Task description =
Here are some records; quote them exactly, leaving out the pictures.

# START OF Input

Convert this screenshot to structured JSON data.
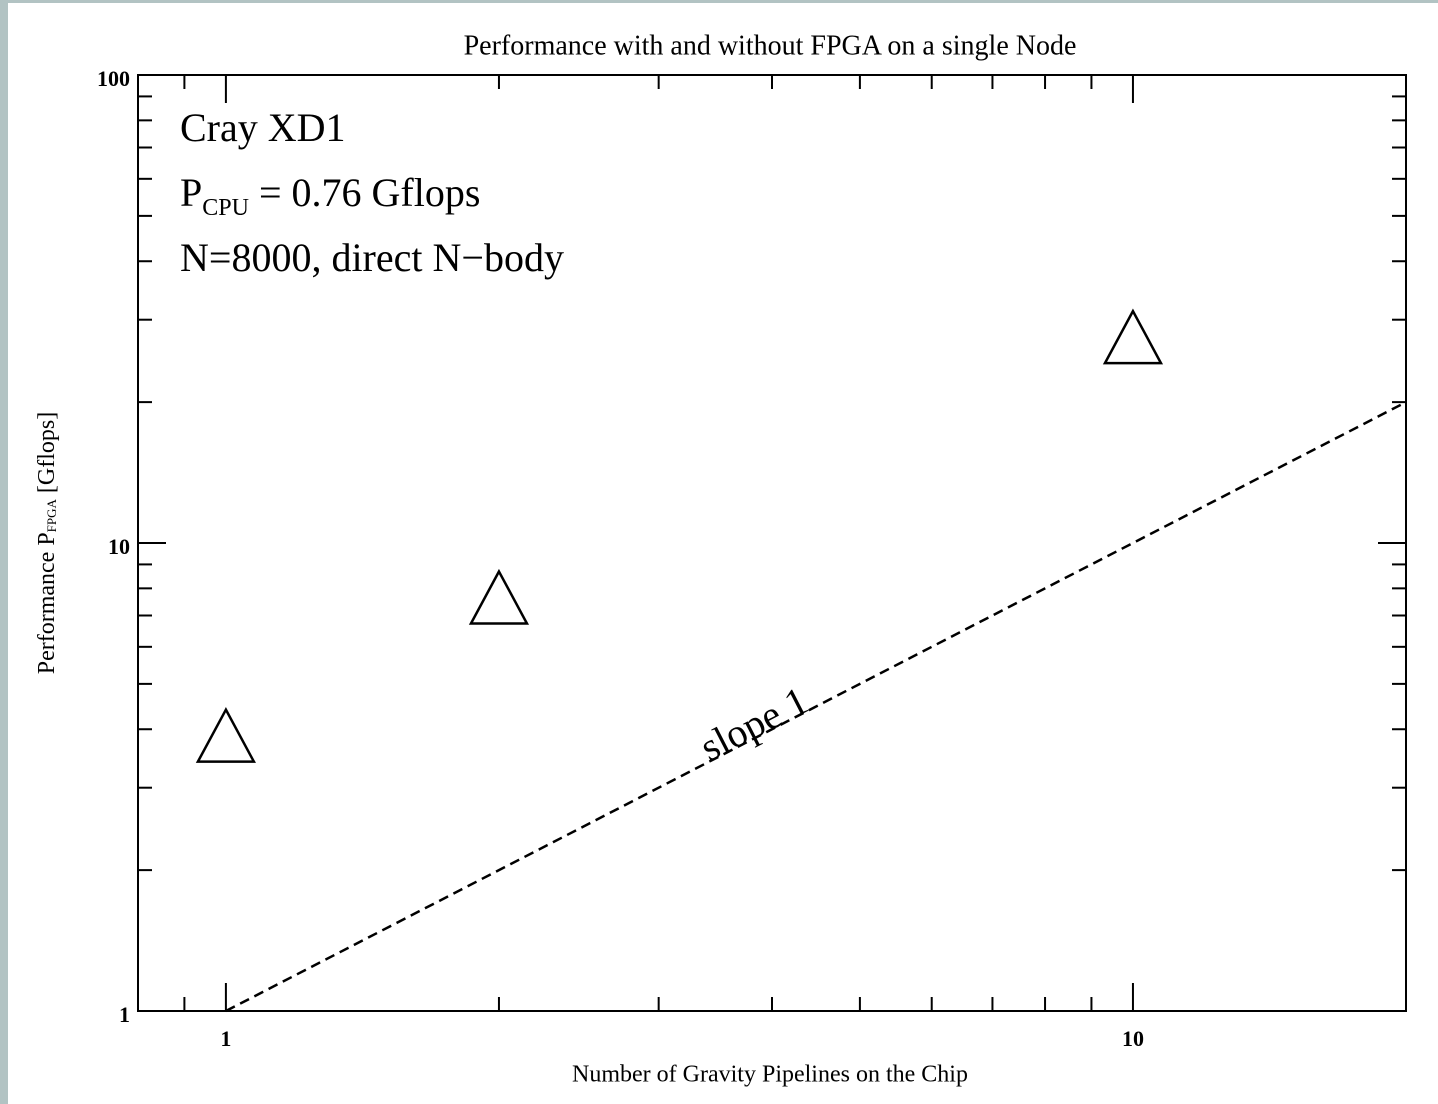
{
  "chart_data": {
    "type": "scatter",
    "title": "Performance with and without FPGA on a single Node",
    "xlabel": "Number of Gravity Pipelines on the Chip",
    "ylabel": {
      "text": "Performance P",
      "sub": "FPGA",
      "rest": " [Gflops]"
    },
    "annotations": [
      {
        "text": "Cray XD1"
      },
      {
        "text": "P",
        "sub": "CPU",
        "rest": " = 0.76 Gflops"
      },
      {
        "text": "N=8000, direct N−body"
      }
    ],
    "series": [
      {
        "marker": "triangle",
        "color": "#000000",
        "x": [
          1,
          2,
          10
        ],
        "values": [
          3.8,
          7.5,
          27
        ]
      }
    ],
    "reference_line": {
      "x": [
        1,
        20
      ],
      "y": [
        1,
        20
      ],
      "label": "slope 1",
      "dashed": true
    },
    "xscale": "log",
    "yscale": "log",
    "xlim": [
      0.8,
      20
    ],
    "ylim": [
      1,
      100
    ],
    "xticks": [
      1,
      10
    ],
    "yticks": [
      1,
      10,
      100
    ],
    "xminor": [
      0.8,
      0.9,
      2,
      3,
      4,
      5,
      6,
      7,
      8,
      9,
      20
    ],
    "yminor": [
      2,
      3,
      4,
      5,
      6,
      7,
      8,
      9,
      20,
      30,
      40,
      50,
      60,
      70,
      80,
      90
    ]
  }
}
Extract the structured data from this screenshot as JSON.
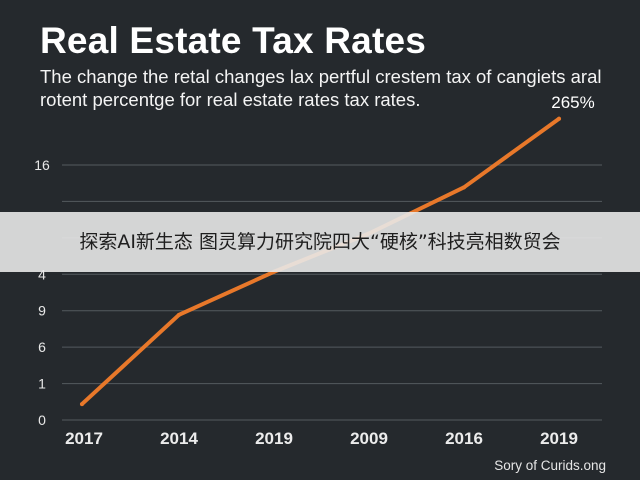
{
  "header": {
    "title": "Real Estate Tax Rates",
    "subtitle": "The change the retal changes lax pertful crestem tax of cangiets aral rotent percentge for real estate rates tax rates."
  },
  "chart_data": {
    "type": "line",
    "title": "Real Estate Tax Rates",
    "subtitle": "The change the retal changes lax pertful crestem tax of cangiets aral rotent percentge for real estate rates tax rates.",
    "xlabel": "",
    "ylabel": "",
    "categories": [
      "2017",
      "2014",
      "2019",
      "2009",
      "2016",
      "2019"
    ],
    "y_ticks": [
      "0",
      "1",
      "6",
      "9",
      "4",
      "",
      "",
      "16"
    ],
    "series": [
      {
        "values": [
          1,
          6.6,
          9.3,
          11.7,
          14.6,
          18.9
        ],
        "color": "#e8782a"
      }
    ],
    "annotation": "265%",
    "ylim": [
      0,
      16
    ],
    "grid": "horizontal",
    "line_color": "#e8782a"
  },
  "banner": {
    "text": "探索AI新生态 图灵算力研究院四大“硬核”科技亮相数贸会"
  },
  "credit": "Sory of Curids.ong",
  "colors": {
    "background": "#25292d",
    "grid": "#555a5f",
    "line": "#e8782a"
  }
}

# END OF Input

Answer to this task =
Convert this screenshot to structured JSON data.
{
  "chart_data": {
    "type": "scatter",
    "title": "Performance with and without FPGA on a single Node",
    "xlabel": "Number of Gravity Pipelines on the Chip",
    "ylabel": {
      "text": "Performance P",
      "sub": "FPGA",
      "rest": " [Gflops]"
    },
    "annotations": [
      {
        "text": "Cray XD1"
      },
      {
        "text": "P",
        "sub": "CPU",
        "rest": " = 0.76 Gflops"
      },
      {
        "text": "N=8000, direct N−body"
      }
    ],
    "series": [
      {
        "marker": "triangle",
        "color": "#000000",
        "x": [
          1,
          2,
          10
        ],
        "values": [
          3.8,
          7.5,
          27
        ]
      }
    ],
    "reference_line": {
      "x": [
        1,
        20
      ],
      "y": [
        1,
        20
      ],
      "label": "slope 1",
      "dashed": true
    },
    "xscale": "log",
    "yscale": "log",
    "xlim": [
      0.8,
      20
    ],
    "ylim": [
      1,
      100
    ],
    "xticks": [
      1,
      10
    ],
    "yticks": [
      1,
      10,
      100
    ],
    "xminor": [
      0.8,
      0.9,
      2,
      3,
      4,
      5,
      6,
      7,
      8,
      9,
      20
    ],
    "yminor": [
      2,
      3,
      4,
      5,
      6,
      7,
      8,
      9,
      20,
      30,
      40,
      50,
      60,
      70,
      80,
      90
    ]
  }
}
Extract the structured data from this screenshot as JSON.
{
  "header": {
    "title": "Real Estate Tax Rates",
    "subtitle": "The change the retal changes lax pertful crestem tax of cangiets aral rotent percentge for real estate rates tax rates."
  },
  "chart_data": {
    "type": "line",
    "title": "Real Estate Tax Rates",
    "subtitle": "The change the retal changes lax pertful crestem tax of cangiets aral rotent percentge for real estate rates tax rates.",
    "xlabel": "",
    "ylabel": "",
    "categories": [
      "2017",
      "2014",
      "2019",
      "2009",
      "2016",
      "2019"
    ],
    "y_ticks": [
      "0",
      "1",
      "6",
      "9",
      "4",
      "",
      "",
      "16"
    ],
    "series": [
      {
        "values": [
          1,
          6.6,
          9.3,
          11.7,
          14.6,
          18.9
        ],
        "color": "#e8782a"
      }
    ],
    "annotation": "265%",
    "ylim": [
      0,
      16
    ],
    "grid": "horizontal",
    "line_color": "#e8782a"
  },
  "banner": {
    "text": "探索AI新生态 图灵算力研究院四大“硬核”科技亮相数贸会"
  },
  "credit": "Sory of Curids.ong",
  "colors": {
    "background": "#25292d",
    "grid": "#555a5f",
    "line": "#e8782a"
  }
}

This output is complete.